• AIM OF THE EXERCISE
How many lines of these entries include the string "this"? State the number alone.

• ENTRIES SUPPLIED
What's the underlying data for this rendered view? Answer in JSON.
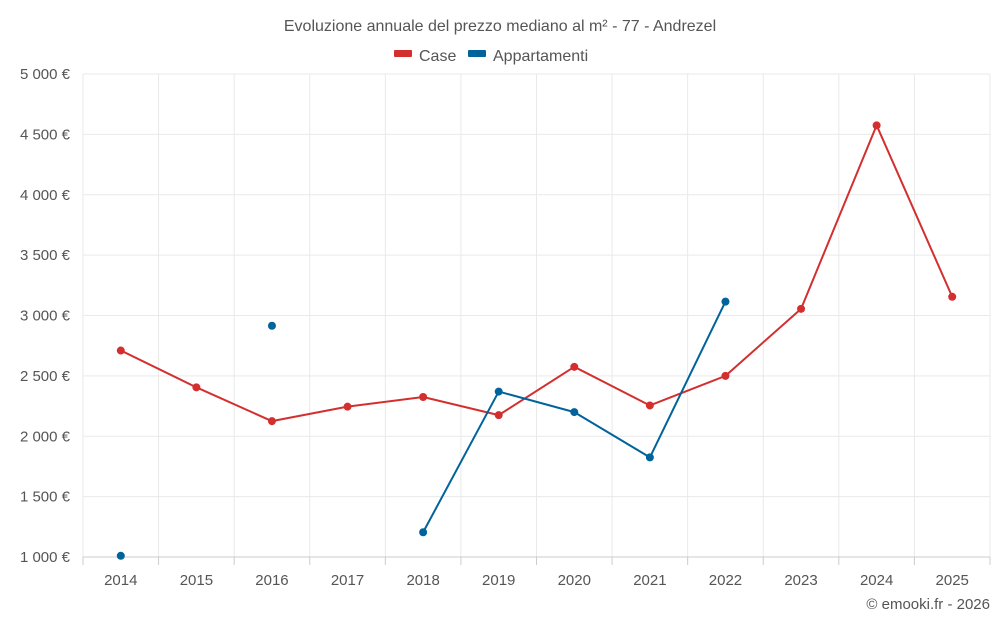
{
  "chart_data": {
    "type": "line",
    "title": "Evoluzione annuale del prezzo mediano al m² - 77 - Andrezel",
    "x": [
      2014,
      2015,
      2016,
      2017,
      2018,
      2019,
      2020,
      2021,
      2022,
      2023,
      2024,
      2025
    ],
    "x_tick_labels": [
      "2014",
      "2015",
      "2016",
      "2017",
      "2018",
      "2019",
      "2020",
      "2021",
      "2022",
      "2023",
      "2024",
      "2025"
    ],
    "y_tick_labels": [
      "1 000 €",
      "1 500 €",
      "2 000 €",
      "2 500 €",
      "3 000 €",
      "3 500 €",
      "4 000 €",
      "4 500 €",
      "5 000 €"
    ],
    "y_ticks": [
      1000,
      1500,
      2000,
      2500,
      3000,
      3500,
      4000,
      4500,
      5000
    ],
    "ylim": [
      1000,
      5000
    ],
    "grid": true,
    "legend_position": "top-center",
    "series": [
      {
        "name": "Case",
        "color": "#d32f2f",
        "values": [
          2710,
          2405,
          2125,
          2245,
          2325,
          2175,
          2575,
          2255,
          2500,
          3055,
          4575,
          3155
        ]
      },
      {
        "name": "Appartamenti",
        "color": "#00639b",
        "values": [
          1010,
          null,
          2915,
          null,
          1205,
          2370,
          2200,
          1825,
          3115,
          null,
          null,
          null
        ]
      }
    ],
    "credit": "© emooki.fr - 2026"
  }
}
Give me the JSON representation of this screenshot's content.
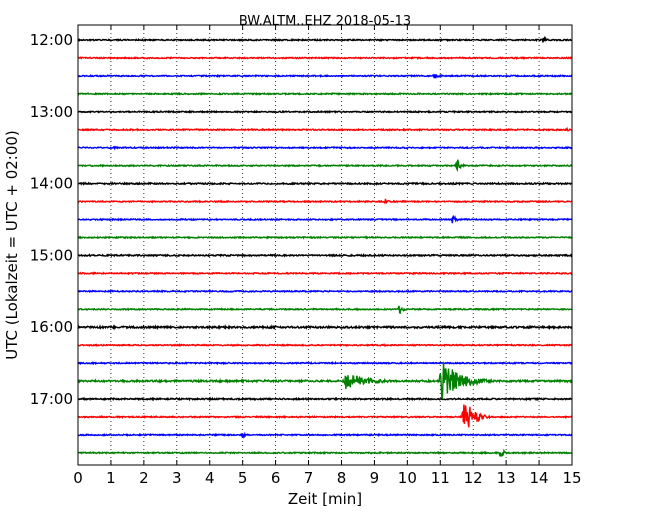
{
  "chart_data": {
    "type": "line",
    "title": "BW.ALTM..EHZ 2018-05-13",
    "xlabel": "Zeit  [min]",
    "ylabel": "UTC (Lokalzeit = UTC + 02:00)",
    "xlim": [
      0,
      15
    ],
    "xticks": [
      "0",
      "1",
      "2",
      "3",
      "4",
      "5",
      "6",
      "7",
      "8",
      "9",
      "10",
      "11",
      "12",
      "13",
      "14",
      "15"
    ],
    "yticks": [
      {
        "label": "12:00",
        "trace": 0
      },
      {
        "label": "13:00",
        "trace": 4
      },
      {
        "label": "14:00",
        "trace": 8
      },
      {
        "label": "15:00",
        "trace": 12
      },
      {
        "label": "16:00",
        "trace": 16
      },
      {
        "label": "17:00",
        "trace": 20
      }
    ],
    "grid": "vertical dotted at each minute",
    "colors": [
      "#000000",
      "#ff0000",
      "#0000ff",
      "#008000"
    ],
    "traces": [
      {
        "start": "12:00",
        "noise": 0.6,
        "events": [
          {
            "t": 14.1,
            "amp": 3.5,
            "dur": 0.5
          }
        ]
      },
      {
        "start": "12:15",
        "noise": 0.6,
        "events": []
      },
      {
        "start": "12:30",
        "noise": 0.6,
        "events": [
          {
            "t": 10.8,
            "amp": 3.5,
            "dur": 0.5
          }
        ]
      },
      {
        "start": "12:45",
        "noise": 0.6,
        "events": []
      },
      {
        "start": "13:00",
        "noise": 0.6,
        "events": []
      },
      {
        "start": "13:15",
        "noise": 0.6,
        "events": [
          {
            "t": 14.8,
            "amp": 2.5,
            "dur": 0.3
          }
        ]
      },
      {
        "start": "13:30",
        "noise": 0.6,
        "events": [
          {
            "t": 1.1,
            "amp": 2,
            "dur": 0.3
          }
        ]
      },
      {
        "start": "13:45",
        "noise": 0.6,
        "events": [
          {
            "t": 11.5,
            "amp": 9,
            "dur": 0.35
          }
        ]
      },
      {
        "start": "14:00",
        "noise": 0.7,
        "events": []
      },
      {
        "start": "14:15",
        "noise": 0.6,
        "events": [
          {
            "t": 9.3,
            "amp": 3,
            "dur": 0.4
          }
        ]
      },
      {
        "start": "14:30",
        "noise": 0.6,
        "events": [
          {
            "t": 11.35,
            "amp": 7,
            "dur": 0.35
          }
        ]
      },
      {
        "start": "14:45",
        "noise": 0.6,
        "events": []
      },
      {
        "start": "15:00",
        "noise": 0.7,
        "events": []
      },
      {
        "start": "15:15",
        "noise": 0.6,
        "events": []
      },
      {
        "start": "15:30",
        "noise": 0.6,
        "events": []
      },
      {
        "start": "15:45",
        "noise": 0.6,
        "events": [
          {
            "t": 9.75,
            "amp": 6,
            "dur": 0.3
          }
        ]
      },
      {
        "start": "16:00",
        "noise": 0.9,
        "events": []
      },
      {
        "start": "16:15",
        "noise": 0.6,
        "events": []
      },
      {
        "start": "16:30",
        "noise": 0.6,
        "events": []
      },
      {
        "start": "16:45",
        "noise": 0.9,
        "events": [
          {
            "t": 8.1,
            "amp": 10,
            "dur": 1.8
          },
          {
            "t": 11.0,
            "amp": 24,
            "dur": 1.6
          }
        ]
      },
      {
        "start": "17:00",
        "noise": 0.7,
        "events": []
      },
      {
        "start": "17:15",
        "noise": 0.6,
        "events": [
          {
            "t": 11.7,
            "amp": 24,
            "dur": 0.8
          }
        ]
      },
      {
        "start": "17:30",
        "noise": 0.6,
        "events": [
          {
            "t": 5.0,
            "amp": 3.5,
            "dur": 0.25
          }
        ]
      },
      {
        "start": "17:45",
        "noise": 0.6,
        "events": [
          {
            "t": 12.8,
            "amp": 7,
            "dur": 0.35
          }
        ]
      }
    ]
  }
}
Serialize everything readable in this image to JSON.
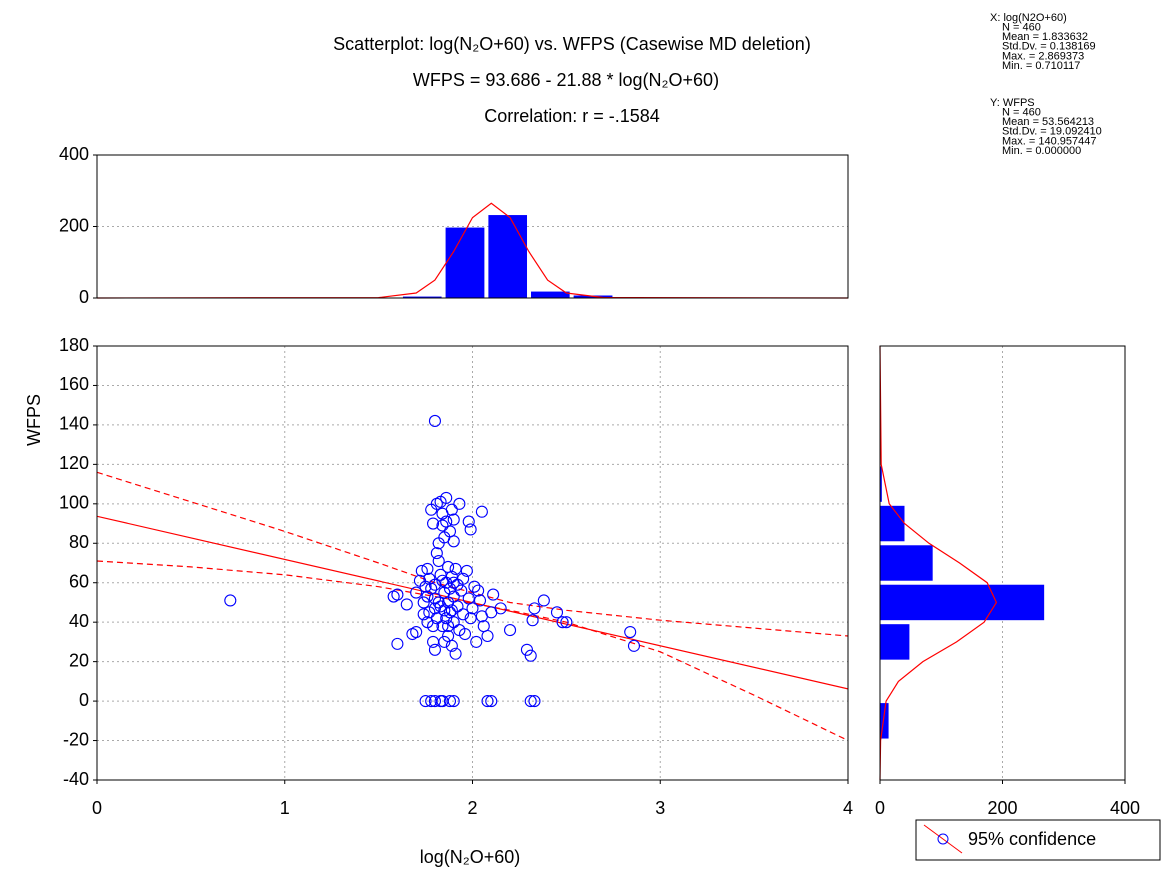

• WRITTEN ANSWER
3